Provided records -

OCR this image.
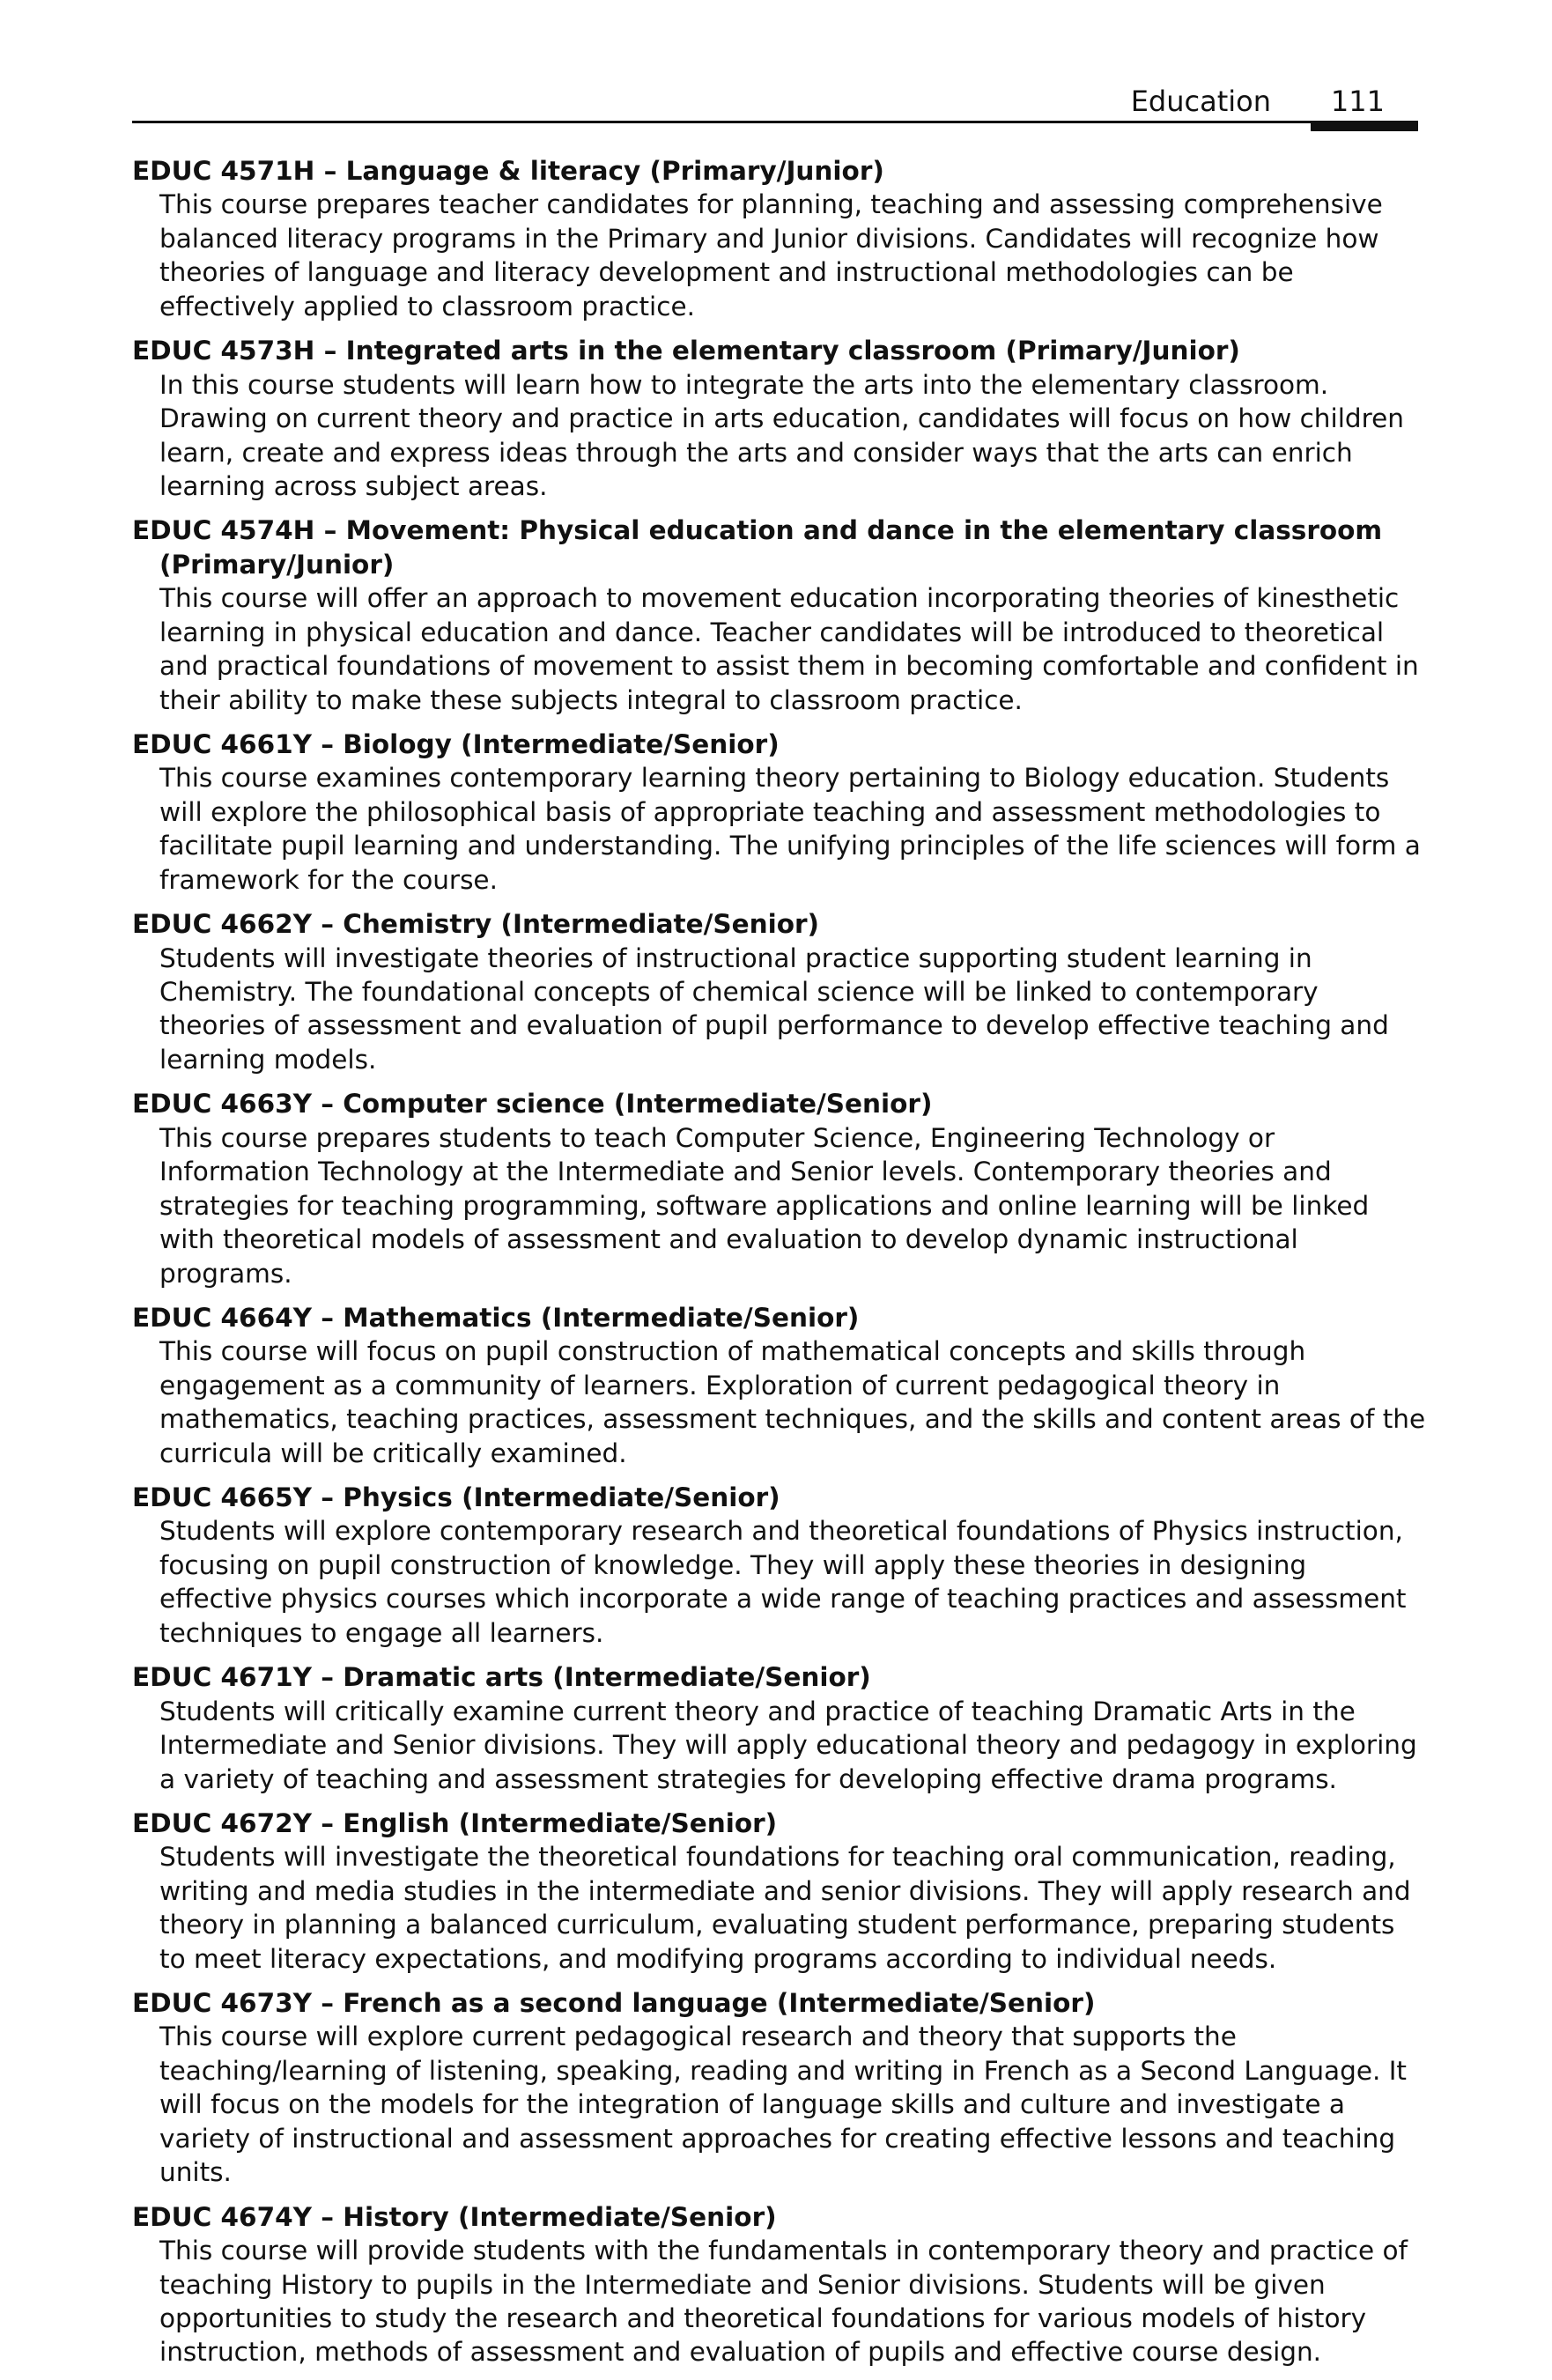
Education 111

EDUC 4571H – Language & literacy (Primary/Junior)

This course prepares teacher candidates for planning, teaching and assessing comprehensive balanced literacy programs in the Primary and Junior divisions. Candidates will recognize how theories of language and literacy development and instructional methodologies can be effectively applied to classroom practice.

EDUC 4573H – Integrated arts in the elementary classroom (Primary/Junior)

In this course students will learn how to integrate the arts into the elementary classroom. Drawing on current theory and practice in arts education, candidates will focus on how children learn, create and express ideas through the arts and consider ways that the arts can enrich learning across subject areas.

EDUC 4574H – Movement: Physical education and dance in the elementary classroom (Primary/Junior)

This course will offer an approach to movement education incorporating theories of kinesthetic learning in physical education and dance. Teacher candidates will be introduced to theoretical and practical foundations of movement to assist them in becoming comfortable and confident in their ability to make these subjects integral to classroom practice.

EDUC 4661Y – Biology (Intermediate/Senior)

This course examines contemporary learning theory pertaining to Biology education. Students will explore the philosophical basis of appropriate teaching and assessment methodologies to facilitate pupil learning and understanding. The unifying principles of the life sciences will form a framework for the course.

EDUC 4662Y – Chemistry (Intermediate/Senior)

Students will investigate theories of instructional practice supporting student learning in Chemistry. The foundational concepts of chemical science will be linked to contemporary theories of assessment and evaluation of pupil performance to develop effective teaching and learning models.

EDUC 4663Y – Computer science (Intermediate/Senior)

This course prepares students to teach Computer Science, Engineering Technology or Information Technology at the Intermediate and Senior levels. Contemporary theories and strategies for teaching programming, software applications and online learning will be linked with theoretical models of assessment and evaluation to develop dynamic instructional programs.

EDUC 4664Y – Mathematics (Intermediate/Senior)

This course will focus on pupil construction of mathematical concepts and skills through engagement as a community of learners. Exploration of current pedagogical theory in mathematics, teaching practices, assessment techniques, and the skills and content areas of the curricula will be critically examined.

EDUC 4665Y – Physics (Intermediate/Senior)

Students will explore contemporary research and theoretical foundations of Physics instruction, focusing on pupil construction of knowledge. They will apply these theories in designing effective physics courses which incorporate a wide range of teaching practices and assessment techniques to engage all learners.

EDUC 4671Y – Dramatic arts (Intermediate/Senior)

Students will critically examine current theory and practice of teaching Dramatic Arts in the Intermediate and Senior divisions. They will apply educational theory and pedagogy in exploring a variety of teaching and assessment strategies for developing effective drama programs.

EDUC 4672Y – English (Intermediate/Senior)

Students will investigate the theoretical foundations for teaching oral communication, reading, writing and media studies in the intermediate and senior divisions. They will apply research and theory in planning a balanced curriculum, evaluating student performance, preparing students to meet literacy expectations, and modifying programs according to individual needs.

EDUC 4673Y – French as a second language (Intermediate/Senior)

This course will explore current pedagogical research and theory that supports the teaching/learning of listening, speaking, reading and writing in French as a Second Language. It will focus on the models for the integration of language skills and culture and investigate a variety of instructional and assessment approaches for creating effective lessons and teaching units.

EDUC 4674Y – History (Intermediate/Senior)

This course will provide students with the fundamentals in contemporary theory and practice of teaching History to pupils in the Intermediate and Senior divisions. Students will be given opportunities to study the research and theoretical foundations for various models of history instruction, methods of assessment and evaluation of pupils and effective course design.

Directions for this task - Every entry above is to be set down exactly; the pictures are to be left out.

Written reply -
OCR this image.
Education 111

EDUC 4571H – Language & literacy (Primary/Junior)

This course prepares teacher candidates for planning, teaching and assessing comprehensive balanced literacy programs in the Primary and Junior divisions. Candidates will recognize how theories of language and literacy development and instructional methodologies can be effectively applied to classroom practice.

EDUC 4573H – Integrated arts in the elementary classroom (Primary/Junior)

In this course students will learn how to integrate the arts into the elementary classroom. Drawing on current theory and practice in arts education, candidates will focus on how children learn, create and express ideas through the arts and consider ways that the arts can enrich learning across subject areas.

EDUC 4574H – Movement: Physical education and dance in the elementary classroom (Primary/Junior)

This course will offer an approach to movement education incorporating theories of kinesthetic learning in physical education and dance. Teacher candidates will be introduced to theoretical and practical foundations of movement to assist them in becoming comfortable and confident in their ability to make these subjects integral to classroom practice.

EDUC 4661Y – Biology (Intermediate/Senior)

This course examines contemporary learning theory pertaining to Biology education. Students will explore the philosophical basis of appropriate teaching and assessment methodologies to facilitate pupil learning and understanding. The unifying principles of the life sciences will form a framework for the course.

EDUC 4662Y – Chemistry (Intermediate/Senior)

Students will investigate theories of instructional practice supporting student learning in Chemistry. The foundational concepts of chemical science will be linked to contemporary theories of assessment and evaluation of pupil performance to develop effective teaching and learning models.

EDUC 4663Y – Computer science (Intermediate/Senior)

This course prepares students to teach Computer Science, Engineering Technology or Information Technology at the Intermediate and Senior levels. Contemporary theories and strategies for teaching programming, software applications and online learning will be linked with theoretical models of assessment and evaluation to develop dynamic instructional programs.

EDUC 4664Y – Mathematics (Intermediate/Senior)

This course will focus on pupil construction of mathematical concepts and skills through engagement as a community of learners. Exploration of current pedagogical theory in mathematics, teaching practices, assessment techniques, and the skills and content areas of the curricula will be critically examined.

EDUC 4665Y – Physics (Intermediate/Senior)

Students will explore contemporary research and theoretical foundations of Physics instruction, focusing on pupil construction of knowledge. They will apply these theories in designing effective physics courses which incorporate a wide range of teaching practices and assessment techniques to engage all learners.

EDUC 4671Y – Dramatic arts (Intermediate/Senior)

Students will critically examine current theory and practice of teaching Dramatic Arts in the Intermediate and Senior divisions. They will apply educational theory and pedagogy in exploring a variety of teaching and assessment strategies for developing effective drama programs.

EDUC 4672Y – English (Intermediate/Senior)

Students will investigate the theoretical foundations for teaching oral communication, reading, writing and media studies in the intermediate and senior divisions. They will apply research and theory in planning a balanced curriculum, evaluating student performance, preparing students to meet literacy expectations, and modifying programs according to individual needs.

EDUC 4673Y – French as a second language (Intermediate/Senior)

This course will explore current pedagogical research and theory that supports the teaching/learning of listening, speaking, reading and writing in French as a Second Language. It will focus on the models for the integration of language skills and culture and investigate a variety of instructional and assessment approaches for creating effective lessons and teaching units.

EDUC 4674Y – History (Intermediate/Senior)

This course will provide students with the fundamentals in contemporary theory and practice of teaching History to pupils in the Intermediate and Senior divisions. Students will be given opportunities to study the research and theoretical foundations for various models of history instruction, methods of assessment and evaluation of pupils and effective course design.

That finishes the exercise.